[START OF INFORMATION PROVIDED]

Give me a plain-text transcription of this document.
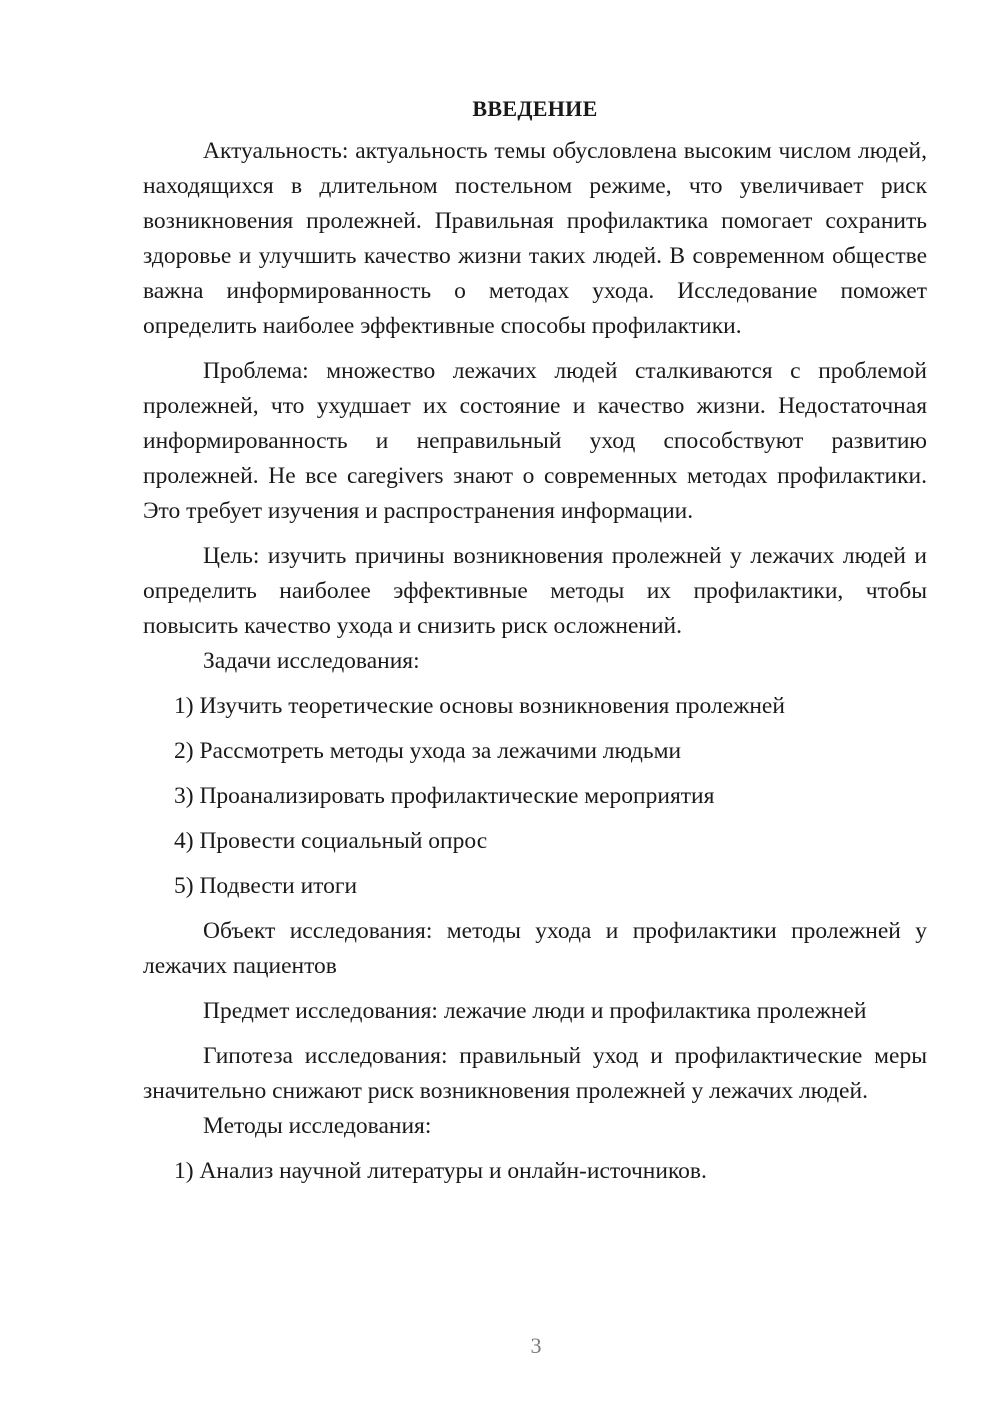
ВВЕДЕНИЕ

Актуальность: актуальность темы обусловлена высоким числом людей, находящихся в длительном постельном режиме, что увеличивает риск возникновения пролежней. Правильная профилактика помогает сохранить здоровье и улучшить качество жизни таких людей. В современном обществе важна информированность о методах ухода. Исследование поможет определить наиболее эффективные способы профилактики.

Проблема: множество лежачих людей сталкиваются с проблемой пролежней, что ухудшает их состояние и качество жизни. Недостаточная информированность и неправильный уход способствуют развитию пролежней. Не все caregivers знают о современных методах профилактики. Это требует изучения и распространения информации.

Цель: изучить причины возникновения пролежней у лежачих людей и определить наиболее эффективные методы их профилактики, чтобы повысить качество ухода и снизить риск осложнений.

Задачи исследования:

1) Изучить теоретические основы возникновения пролежней

2) Рассмотреть методы ухода за лежачими людьми

3) Проанализировать профилактические мероприятия

4) Провести социальный опрос

5) Подвести итоги

Объект исследования: методы ухода и профилактики пролежней у лежачих пациентов

Предмет исследования: лежачие люди и профилактика пролежней

Гипотеза исследования: правильный уход и профилактические меры значительно снижают риск возникновения пролежней у лежачих людей.

Методы исследования:

1) Анализ научной литературы и онлайн-источников.

3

[END OF INFORMATION PROVIDED]

TASK INSTRUCTIONS:
Select and copy every line of the listing with the word "профилактические".

RESULT OF THIS EXERCISE:
3) Проанализировать профилактические мероприятия
Гипотеза исследования: правильный уход и профилактические меры значительно снижают риск возникновения пролежней у лежачих людей.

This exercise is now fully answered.